SHORT TASK
Update the items below by changing each occurrence of "x-tick-label" to "x-axis-tick". Reproduce all the lines with no other changes.

** Begin GIVEN DATA **

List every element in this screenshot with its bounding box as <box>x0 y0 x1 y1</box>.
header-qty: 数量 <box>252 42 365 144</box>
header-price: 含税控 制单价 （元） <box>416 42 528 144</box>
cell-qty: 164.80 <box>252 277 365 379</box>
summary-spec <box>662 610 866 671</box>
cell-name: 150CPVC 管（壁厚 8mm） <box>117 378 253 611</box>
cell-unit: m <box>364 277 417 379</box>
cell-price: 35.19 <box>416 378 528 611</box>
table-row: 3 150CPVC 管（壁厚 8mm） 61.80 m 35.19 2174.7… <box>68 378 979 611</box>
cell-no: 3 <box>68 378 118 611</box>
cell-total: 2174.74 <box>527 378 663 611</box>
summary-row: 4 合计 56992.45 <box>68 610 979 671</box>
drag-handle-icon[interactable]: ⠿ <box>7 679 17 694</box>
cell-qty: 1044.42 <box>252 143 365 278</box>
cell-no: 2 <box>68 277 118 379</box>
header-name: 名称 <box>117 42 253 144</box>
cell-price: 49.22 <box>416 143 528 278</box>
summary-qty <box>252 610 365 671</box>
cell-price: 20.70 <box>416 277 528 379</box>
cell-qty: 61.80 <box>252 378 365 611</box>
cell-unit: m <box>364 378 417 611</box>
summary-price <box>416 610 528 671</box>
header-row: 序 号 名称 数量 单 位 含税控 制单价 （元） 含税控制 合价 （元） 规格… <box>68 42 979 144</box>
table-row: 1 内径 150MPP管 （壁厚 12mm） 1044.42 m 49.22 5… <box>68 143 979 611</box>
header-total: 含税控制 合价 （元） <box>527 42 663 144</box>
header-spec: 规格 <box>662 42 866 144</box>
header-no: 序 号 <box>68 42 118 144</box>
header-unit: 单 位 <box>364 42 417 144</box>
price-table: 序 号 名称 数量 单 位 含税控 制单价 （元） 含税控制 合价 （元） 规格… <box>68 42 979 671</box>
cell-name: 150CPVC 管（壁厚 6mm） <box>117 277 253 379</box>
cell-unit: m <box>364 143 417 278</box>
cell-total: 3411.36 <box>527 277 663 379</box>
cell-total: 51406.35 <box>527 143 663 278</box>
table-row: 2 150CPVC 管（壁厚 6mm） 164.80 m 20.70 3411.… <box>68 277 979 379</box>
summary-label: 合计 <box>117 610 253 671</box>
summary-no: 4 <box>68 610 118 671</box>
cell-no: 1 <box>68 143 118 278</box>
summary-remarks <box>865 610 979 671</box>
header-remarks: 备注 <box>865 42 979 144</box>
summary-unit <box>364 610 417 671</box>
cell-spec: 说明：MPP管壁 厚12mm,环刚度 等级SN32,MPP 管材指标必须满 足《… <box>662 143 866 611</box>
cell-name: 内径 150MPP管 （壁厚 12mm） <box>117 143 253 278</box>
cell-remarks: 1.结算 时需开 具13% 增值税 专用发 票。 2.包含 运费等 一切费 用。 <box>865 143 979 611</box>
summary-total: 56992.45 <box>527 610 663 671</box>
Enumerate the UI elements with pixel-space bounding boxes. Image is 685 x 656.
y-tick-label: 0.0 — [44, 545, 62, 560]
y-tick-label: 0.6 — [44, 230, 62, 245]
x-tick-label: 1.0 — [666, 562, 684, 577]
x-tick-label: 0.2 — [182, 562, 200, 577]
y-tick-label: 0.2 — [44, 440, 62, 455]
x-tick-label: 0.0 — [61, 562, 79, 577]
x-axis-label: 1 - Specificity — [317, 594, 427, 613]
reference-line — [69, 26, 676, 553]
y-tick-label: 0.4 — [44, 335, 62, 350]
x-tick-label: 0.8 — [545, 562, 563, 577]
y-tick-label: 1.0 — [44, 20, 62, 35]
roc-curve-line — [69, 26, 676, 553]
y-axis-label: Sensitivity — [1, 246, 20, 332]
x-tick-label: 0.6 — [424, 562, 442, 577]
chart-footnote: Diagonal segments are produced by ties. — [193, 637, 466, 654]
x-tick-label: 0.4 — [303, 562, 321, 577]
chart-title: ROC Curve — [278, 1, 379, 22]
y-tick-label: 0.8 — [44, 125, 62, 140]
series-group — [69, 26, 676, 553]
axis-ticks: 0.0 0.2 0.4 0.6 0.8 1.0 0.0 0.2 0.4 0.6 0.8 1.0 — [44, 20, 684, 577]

** End GIVEN DATA **

FULL OUTPUT
List every element in this screenshot with its bounding box as <box>x0 y0 x1 y1</box>.
header-qty: 数量 <box>252 42 365 144</box>
header-price: 含税控 制单价 （元） <box>416 42 528 144</box>
cell-qty: 164.80 <box>252 277 365 379</box>
summary-spec <box>662 610 866 671</box>
cell-name: 150CPVC 管（壁厚 8mm） <box>117 378 253 611</box>
cell-unit: m <box>364 277 417 379</box>
cell-price: 35.19 <box>416 378 528 611</box>
table-row: 3 150CPVC 管（壁厚 8mm） 61.80 m 35.19 2174.7… <box>68 378 979 611</box>
cell-no: 3 <box>68 378 118 611</box>
cell-total: 2174.74 <box>527 378 663 611</box>
summary-row: 4 合计 56992.45 <box>68 610 979 671</box>
drag-handle-icon[interactable]: ⠿ <box>7 679 17 694</box>
cell-qty: 1044.42 <box>252 143 365 278</box>
cell-no: 2 <box>68 277 118 379</box>
header-name: 名称 <box>117 42 253 144</box>
cell-price: 49.22 <box>416 143 528 278</box>
summary-qty <box>252 610 365 671</box>
cell-price: 20.70 <box>416 277 528 379</box>
cell-qty: 61.80 <box>252 378 365 611</box>
cell-unit: m <box>364 378 417 611</box>
summary-price <box>416 610 528 671</box>
header-row: 序 号 名称 数量 单 位 含税控 制单价 （元） 含税控制 合价 （元） 规格… <box>68 42 979 144</box>
table-row: 1 内径 150MPP管 （壁厚 12mm） 1044.42 m 49.22 5… <box>68 143 979 611</box>
header-total: 含税控制 合价 （元） <box>527 42 663 144</box>
header-spec: 规格 <box>662 42 866 144</box>
header-no: 序 号 <box>68 42 118 144</box>
header-unit: 单 位 <box>364 42 417 144</box>
price-table: 序 号 名称 数量 单 位 含税控 制单价 （元） 含税控制 合价 （元） 规格… <box>68 42 979 671</box>
cell-name: 150CPVC 管（壁厚 6mm） <box>117 277 253 379</box>
cell-unit: m <box>364 143 417 278</box>
cell-total: 3411.36 <box>527 277 663 379</box>
cell-total: 51406.35 <box>527 143 663 278</box>
table-row: 2 150CPVC 管（壁厚 6mm） 164.80 m 20.70 3411.… <box>68 277 979 379</box>
summary-label: 合计 <box>117 610 253 671</box>
summary-no: 4 <box>68 610 118 671</box>
cell-no: 1 <box>68 143 118 278</box>
summary-remarks <box>865 610 979 671</box>
header-remarks: 备注 <box>865 42 979 144</box>
summary-unit <box>364 610 417 671</box>
cell-spec: 说明：MPP管壁 厚12mm,环刚度 等级SN32,MPP 管材指标必须满 足《… <box>662 143 866 611</box>
cell-name: 内径 150MPP管 （壁厚 12mm） <box>117 143 253 278</box>
cell-remarks: 1.结算 时需开 具13% 增值税 专用发 票。 2.包含 运费等 一切费 用。 <box>865 143 979 611</box>
summary-total: 56992.45 <box>527 610 663 671</box>
Enumerate the UI elements with pixel-space bounding boxes. Image is 685 x 656.
y-tick-label: 0.0 — [44, 545, 62, 560]
y-tick-label: 0.6 — [44, 230, 62, 245]
x-axis-tick: 1.0 — [666, 562, 684, 577]
x-axis-tick: 0.2 — [182, 562, 200, 577]
y-tick-label: 0.2 — [44, 440, 62, 455]
x-axis-tick: 0.0 — [61, 562, 79, 577]
x-axis-label: 1 - Specificity — [317, 594, 427, 613]
reference-line — [69, 26, 676, 553]
y-tick-label: 0.4 — [44, 335, 62, 350]
x-axis-tick: 0.8 — [545, 562, 563, 577]
y-tick-label: 1.0 — [44, 20, 62, 35]
roc-curve-line — [69, 26, 676, 553]
y-axis-label: Sensitivity — [1, 246, 20, 332]
x-axis-tick: 0.6 — [424, 562, 442, 577]
chart-footnote: Diagonal segments are produced by ties. — [193, 637, 466, 654]
x-axis-tick: 0.4 — [303, 562, 321, 577]
chart-title: ROC Curve — [278, 1, 379, 22]
y-tick-label: 0.8 — [44, 125, 62, 140]
series-group — [69, 26, 676, 553]
axis-ticks: 0.0 0.2 0.4 0.6 0.8 1.0 0.0 0.2 0.4 0.6 0.8 1.0 — [44, 20, 684, 577]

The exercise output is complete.